◆ **AVAILABLE DATA**:

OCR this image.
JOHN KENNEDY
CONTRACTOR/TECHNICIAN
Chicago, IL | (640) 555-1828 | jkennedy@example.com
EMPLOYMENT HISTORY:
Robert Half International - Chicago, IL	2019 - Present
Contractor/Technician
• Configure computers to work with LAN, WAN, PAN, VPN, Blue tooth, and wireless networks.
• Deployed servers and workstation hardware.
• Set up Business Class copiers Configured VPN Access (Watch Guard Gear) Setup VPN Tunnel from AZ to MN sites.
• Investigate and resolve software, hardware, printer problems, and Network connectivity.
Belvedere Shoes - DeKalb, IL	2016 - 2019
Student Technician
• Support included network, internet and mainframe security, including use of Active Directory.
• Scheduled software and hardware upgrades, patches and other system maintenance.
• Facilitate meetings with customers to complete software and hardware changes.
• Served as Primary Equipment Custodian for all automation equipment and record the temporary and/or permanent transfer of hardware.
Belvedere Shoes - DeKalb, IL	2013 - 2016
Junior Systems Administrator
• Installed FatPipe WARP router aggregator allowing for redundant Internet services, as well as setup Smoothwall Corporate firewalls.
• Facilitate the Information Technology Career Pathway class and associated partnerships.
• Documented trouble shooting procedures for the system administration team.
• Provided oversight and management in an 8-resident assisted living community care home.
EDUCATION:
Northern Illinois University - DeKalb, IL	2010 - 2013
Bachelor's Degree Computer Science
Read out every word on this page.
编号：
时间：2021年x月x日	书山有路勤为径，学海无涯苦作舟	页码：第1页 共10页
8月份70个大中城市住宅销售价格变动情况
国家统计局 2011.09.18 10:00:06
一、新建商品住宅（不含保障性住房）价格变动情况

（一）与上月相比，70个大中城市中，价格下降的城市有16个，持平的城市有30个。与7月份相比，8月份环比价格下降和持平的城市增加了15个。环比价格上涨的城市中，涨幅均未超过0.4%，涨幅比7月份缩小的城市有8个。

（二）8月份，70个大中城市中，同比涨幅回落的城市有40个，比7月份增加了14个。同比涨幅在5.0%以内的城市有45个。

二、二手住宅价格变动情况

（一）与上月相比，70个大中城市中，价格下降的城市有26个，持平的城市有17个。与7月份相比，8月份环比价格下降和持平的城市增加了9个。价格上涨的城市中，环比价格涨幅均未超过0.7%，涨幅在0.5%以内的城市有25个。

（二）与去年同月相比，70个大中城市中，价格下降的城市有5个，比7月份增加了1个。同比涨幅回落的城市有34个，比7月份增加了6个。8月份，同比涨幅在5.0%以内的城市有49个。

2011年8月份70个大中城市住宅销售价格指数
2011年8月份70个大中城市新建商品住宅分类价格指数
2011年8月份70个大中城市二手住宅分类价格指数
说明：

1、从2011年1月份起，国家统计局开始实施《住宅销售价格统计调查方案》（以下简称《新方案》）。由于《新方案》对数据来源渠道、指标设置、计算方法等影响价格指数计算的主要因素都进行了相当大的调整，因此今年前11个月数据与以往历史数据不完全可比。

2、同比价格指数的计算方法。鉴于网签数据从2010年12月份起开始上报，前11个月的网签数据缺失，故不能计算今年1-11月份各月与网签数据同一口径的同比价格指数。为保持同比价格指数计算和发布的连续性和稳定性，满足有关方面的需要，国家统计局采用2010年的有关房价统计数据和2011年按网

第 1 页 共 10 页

◆ **EXERCISE OBJECTIVE**: Repeat the material above in full, exactly as it stands.

◆ **SOLUTION**:
OCR this image.
JOHN KENNEDY
CONTRACTOR/TECHNICIAN
Chicago, IL | (640) 555-1828 | jkennedy@example.com
EMPLOYMENT HISTORY:
Robert Half International - Chicago, IL	2019 - Present
Contractor/Technician
• Configure computers to work with LAN, WAN, PAN, VPN, Blue tooth, and wireless networks.
• Deployed servers and workstation hardware.
• Set up Business Class copiers Configured VPN Access (Watch Guard Gear) Setup VPN Tunnel from AZ to MN sites.
• Investigate and resolve software, hardware, printer problems, and Network connectivity.
Belvedere Shoes - DeKalb, IL	2016 - 2019
Student Technician
• Support included network, internet and mainframe security, including use of Active Directory.
• Scheduled software and hardware upgrades, patches and other system maintenance.
• Facilitate meetings with customers to complete software and hardware changes.
• Served as Primary Equipment Custodian for all automation equipment and record the temporary and/or permanent transfer of hardware.
Belvedere Shoes - DeKalb, IL	2013 - 2016
Junior Systems Administrator
• Installed FatPipe WARP router aggregator allowing for redundant Internet services, as well as setup Smoothwall Corporate firewalls.
• Facilitate the Information Technology Career Pathway class and associated partnerships.
• Documented trouble shooting procedures for the system administration team.
• Provided oversight and management in an 8-resident assisted living community care home.
EDUCATION:
Northern Illinois University - DeKalb, IL	2010 - 2013
Bachelor's Degree Computer Science
Read out every word on this page.
编号：
时间：2021年x月x日	书山有路勤为径，学海无涯苦作舟	页码：第1页 共10页
8月份70个大中城市住宅销售价格变动情况
国家统计局 2011.09.18 10:00:06
一、新建商品住宅（不含保障性住房）价格变动情况

（一）与上月相比，70个大中城市中，价格下降的城市有16个，持平的城市有30个。与7月份相比，8月份环比价格下降和持平的城市增加了15个。环比价格上涨的城市中，涨幅均未超过0.4%，涨幅比7月份缩小的城市有8个。

（二）8月份，70个大中城市中，同比涨幅回落的城市有40个，比7月份增加了14个。同比涨幅在5.0%以内的城市有45个。

二、二手住宅价格变动情况

（一）与上月相比，70个大中城市中，价格下降的城市有26个，持平的城市有17个。与7月份相比，8月份环比价格下降和持平的城市增加了9个。价格上涨的城市中，环比价格涨幅均未超过0.7%，涨幅在0.5%以内的城市有25个。

（二）与去年同月相比，70个大中城市中，价格下降的城市有5个，比7月份增加了1个。同比涨幅回落的城市有34个，比7月份增加了6个。8月份，同比涨幅在5.0%以内的城市有49个。

2011年8月份70个大中城市住宅销售价格指数
2011年8月份70个大中城市新建商品住宅分类价格指数
2011年8月份70个大中城市二手住宅分类价格指数
说明：

1、从2011年1月份起，国家统计局开始实施《住宅销售价格统计调查方案》（以下简称《新方案》）。由于《新方案》对数据来源渠道、指标设置、计算方法等影响价格指数计算的主要因素都进行了相当大的调整，因此今年前11个月数据与以往历史数据不完全可比。

2、同比价格指数的计算方法。鉴于网签数据从2010年12月份起开始上报，前11个月的网签数据缺失，故不能计算今年1-11月份各月与网签数据同一口径的同比价格指数。为保持同比价格指数计算和发布的连续性和稳定性，满足有关方面的需要，国家统计局采用2010年的有关房价统计数据和2011年按网

第 1 页 共 10 页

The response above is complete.